'''

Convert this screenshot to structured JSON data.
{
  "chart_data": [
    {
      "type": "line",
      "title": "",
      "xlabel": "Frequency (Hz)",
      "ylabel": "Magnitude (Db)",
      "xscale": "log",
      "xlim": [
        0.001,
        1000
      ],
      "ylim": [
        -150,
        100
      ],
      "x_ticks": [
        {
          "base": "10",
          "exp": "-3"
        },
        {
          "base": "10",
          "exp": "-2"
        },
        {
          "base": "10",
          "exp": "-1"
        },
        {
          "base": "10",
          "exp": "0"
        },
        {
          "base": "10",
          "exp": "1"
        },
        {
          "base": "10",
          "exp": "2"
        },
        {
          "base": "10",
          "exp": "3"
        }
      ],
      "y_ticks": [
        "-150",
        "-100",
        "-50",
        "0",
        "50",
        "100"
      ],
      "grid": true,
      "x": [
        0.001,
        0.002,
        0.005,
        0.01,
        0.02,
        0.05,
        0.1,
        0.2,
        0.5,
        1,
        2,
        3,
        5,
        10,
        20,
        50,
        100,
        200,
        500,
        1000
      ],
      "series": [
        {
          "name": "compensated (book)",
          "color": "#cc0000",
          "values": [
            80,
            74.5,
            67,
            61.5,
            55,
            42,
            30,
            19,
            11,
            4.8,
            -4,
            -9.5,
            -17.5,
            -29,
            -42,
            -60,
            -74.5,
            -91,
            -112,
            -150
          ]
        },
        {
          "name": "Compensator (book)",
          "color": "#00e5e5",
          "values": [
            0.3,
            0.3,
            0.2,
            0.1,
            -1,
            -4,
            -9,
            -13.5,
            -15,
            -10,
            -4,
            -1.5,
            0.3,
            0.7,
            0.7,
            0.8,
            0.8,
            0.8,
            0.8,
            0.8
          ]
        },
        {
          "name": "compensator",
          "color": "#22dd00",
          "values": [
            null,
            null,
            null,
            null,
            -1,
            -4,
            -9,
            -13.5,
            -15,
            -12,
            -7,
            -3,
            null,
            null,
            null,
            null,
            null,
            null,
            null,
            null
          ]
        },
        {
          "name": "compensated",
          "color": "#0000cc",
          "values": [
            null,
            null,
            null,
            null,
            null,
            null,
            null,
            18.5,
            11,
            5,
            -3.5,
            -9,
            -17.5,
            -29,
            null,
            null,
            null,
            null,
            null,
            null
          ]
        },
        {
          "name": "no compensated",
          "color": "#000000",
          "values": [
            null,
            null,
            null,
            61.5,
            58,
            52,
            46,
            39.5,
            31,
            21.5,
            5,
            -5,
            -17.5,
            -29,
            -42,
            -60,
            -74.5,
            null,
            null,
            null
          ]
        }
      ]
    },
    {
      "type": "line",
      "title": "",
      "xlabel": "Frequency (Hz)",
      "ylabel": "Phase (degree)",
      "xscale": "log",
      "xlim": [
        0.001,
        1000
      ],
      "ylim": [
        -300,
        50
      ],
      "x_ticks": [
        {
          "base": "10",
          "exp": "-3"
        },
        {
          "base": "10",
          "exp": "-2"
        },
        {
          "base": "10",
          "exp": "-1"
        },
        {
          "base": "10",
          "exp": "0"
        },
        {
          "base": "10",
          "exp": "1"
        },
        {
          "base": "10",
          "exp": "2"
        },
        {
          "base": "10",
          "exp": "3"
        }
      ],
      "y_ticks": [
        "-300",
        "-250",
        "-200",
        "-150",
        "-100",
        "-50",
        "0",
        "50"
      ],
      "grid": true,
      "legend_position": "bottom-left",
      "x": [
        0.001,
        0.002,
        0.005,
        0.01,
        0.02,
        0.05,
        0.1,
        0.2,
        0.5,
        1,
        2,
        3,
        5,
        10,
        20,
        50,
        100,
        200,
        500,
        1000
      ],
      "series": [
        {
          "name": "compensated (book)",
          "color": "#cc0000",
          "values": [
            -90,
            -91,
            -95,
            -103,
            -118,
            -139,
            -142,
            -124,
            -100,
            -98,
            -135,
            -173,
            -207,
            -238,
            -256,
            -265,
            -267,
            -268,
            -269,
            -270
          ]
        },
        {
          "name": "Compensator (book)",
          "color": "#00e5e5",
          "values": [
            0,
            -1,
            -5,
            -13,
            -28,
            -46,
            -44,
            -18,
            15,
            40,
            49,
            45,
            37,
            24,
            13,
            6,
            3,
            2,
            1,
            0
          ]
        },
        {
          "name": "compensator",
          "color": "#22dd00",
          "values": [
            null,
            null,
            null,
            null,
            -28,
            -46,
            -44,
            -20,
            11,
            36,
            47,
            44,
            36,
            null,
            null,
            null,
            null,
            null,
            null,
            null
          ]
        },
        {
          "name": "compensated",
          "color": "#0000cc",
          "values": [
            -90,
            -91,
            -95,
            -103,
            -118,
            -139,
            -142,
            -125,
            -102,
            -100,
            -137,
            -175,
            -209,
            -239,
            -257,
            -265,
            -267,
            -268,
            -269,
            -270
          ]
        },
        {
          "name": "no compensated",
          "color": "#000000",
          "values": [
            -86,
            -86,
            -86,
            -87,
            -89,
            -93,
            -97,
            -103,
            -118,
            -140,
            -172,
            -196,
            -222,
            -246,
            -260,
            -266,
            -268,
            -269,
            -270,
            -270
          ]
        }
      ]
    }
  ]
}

'''

== Written instruction ==
Print all of the entries exactly as they appear.

== Reply to the exercise ==
Convert this screenshot to structured JSON data.
{
  "chart_data": [
    {
      "type": "line",
      "title": "",
      "xlabel": "Frequency (Hz)",
      "ylabel": "Magnitude (Db)",
      "xscale": "log",
      "xlim": [
        0.001,
        1000
      ],
      "ylim": [
        -150,
        100
      ],
      "x_ticks": [
        {
          "base": "10",
          "exp": "-3"
        },
        {
          "base": "10",
          "exp": "-2"
        },
        {
          "base": "10",
          "exp": "-1"
        },
        {
          "base": "10",
          "exp": "0"
        },
        {
          "base": "10",
          "exp": "1"
        },
        {
          "base": "10",
          "exp": "2"
        },
        {
          "base": "10",
          "exp": "3"
        }
      ],
      "y_ticks": [
        "-150",
        "-100",
        "-50",
        "0",
        "50",
        "100"
      ],
      "grid": true,
      "x": [
        0.001,
        0.002,
        0.005,
        0.01,
        0.02,
        0.05,
        0.1,
        0.2,
        0.5,
        1,
        2,
        3,
        5,
        10,
        20,
        50,
        100,
        200,
        500,
        1000
      ],
      "series": [
        {
          "name": "compensated (book)",
          "color": "#cc0000",
          "values": [
            80,
            74.5,
            67,
            61.5,
            55,
            42,
            30,
            19,
            11,
            4.8,
            -4,
            -9.5,
            -17.5,
            -29,
            -42,
            -60,
            -74.5,
            -91,
            -112,
            -150
          ]
        },
        {
          "name": "Compensator (book)",
          "color": "#00e5e5",
          "values": [
            0.3,
            0.3,
            0.2,
            0.1,
            -1,
            -4,
            -9,
            -13.5,
            -15,
            -10,
            -4,
            -1.5,
            0.3,
            0.7,
            0.7,
            0.8,
            0.8,
            0.8,
            0.8,
            0.8
          ]
        },
        {
          "name": "compensator",
          "color": "#22dd00",
          "values": [
            null,
            null,
            null,
            null,
            -1,
            -4,
            -9,
            -13.5,
            -15,
            -12,
            -7,
            -3,
            null,
            null,
            null,
            null,
            null,
            null,
            null,
            null
          ]
        },
        {
          "name": "compensated",
          "color": "#0000cc",
          "values": [
            null,
            null,
            null,
            null,
            null,
            null,
            null,
            18.5,
            11,
            5,
            -3.5,
            -9,
            -17.5,
            -29,
            null,
            null,
            null,
            null,
            null,
            null
          ]
        },
        {
          "name": "no compensated",
          "color": "#000000",
          "values": [
            null,
            null,
            null,
            61.5,
            58,
            52,
            46,
            39.5,
            31,
            21.5,
            5,
            -5,
            -17.5,
            -29,
            -42,
            -60,
            -74.5,
            null,
            null,
            null
          ]
        }
      ]
    },
    {
      "type": "line",
      "title": "",
      "xlabel": "Frequency (Hz)",
      "ylabel": "Phase (degree)",
      "xscale": "log",
      "xlim": [
        0.001,
        1000
      ],
      "ylim": [
        -300,
        50
      ],
      "x_ticks": [
        {
          "base": "10",
          "exp": "-3"
        },
        {
          "base": "10",
          "exp": "-2"
        },
        {
          "base": "10",
          "exp": "-1"
        },
        {
          "base": "10",
          "exp": "0"
        },
        {
          "base": "10",
          "exp": "1"
        },
        {
          "base": "10",
          "exp": "2"
        },
        {
          "base": "10",
          "exp": "3"
        }
      ],
      "y_ticks": [
        "-300",
        "-250",
        "-200",
        "-150",
        "-100",
        "-50",
        "0",
        "50"
      ],
      "grid": true,
      "legend_position": "bottom-left",
      "x": [
        0.001,
        0.002,
        0.005,
        0.01,
        0.02,
        0.05,
        0.1,
        0.2,
        0.5,
        1,
        2,
        3,
        5,
        10,
        20,
        50,
        100,
        200,
        500,
        1000
      ],
      "series": [
        {
          "name": "compensated (book)",
          "color": "#cc0000",
          "values": [
            -90,
            -91,
            -95,
            -103,
            -118,
            -139,
            -142,
            -124,
            -100,
            -98,
            -135,
            -173,
            -207,
            -238,
            -256,
            -265,
            -267,
            -268,
            -269,
            -270
          ]
        },
        {
          "name": "Compensator (book)",
          "color": "#00e5e5",
          "values": [
            0,
            -1,
            -5,
            -13,
            -28,
            -46,
            -44,
            -18,
            15,
            40,
            49,
            45,
            37,
            24,
            13,
            6,
            3,
            2,
            1,
            0
          ]
        },
        {
          "name": "compensator",
          "color": "#22dd00",
          "values": [
            null,
            null,
            null,
            null,
            -28,
            -46,
            -44,
            -20,
            11,
            36,
            47,
            44,
            36,
            null,
            null,
            null,
            null,
            null,
            null,
            null
          ]
        },
        {
          "name": "compensated",
          "color": "#0000cc",
          "values": [
            -90,
            -91,
            -95,
            -103,
            -118,
            -139,
            -142,
            -125,
            -102,
            -100,
            -137,
            -175,
            -209,
            -239,
            -257,
            -265,
            -267,
            -268,
            -269,
            -270
          ]
        },
        {
          "name": "no compensated",
          "color": "#000000",
          "values": [
            -86,
            -86,
            -86,
            -87,
            -89,
            -93,
            -97,
            -103,
            -118,
            -140,
            -172,
            -196,
            -222,
            -246,
            -260,
            -266,
            -268,
            -269,
            -270,
            -270
          ]
        }
      ]
    }
  ]
}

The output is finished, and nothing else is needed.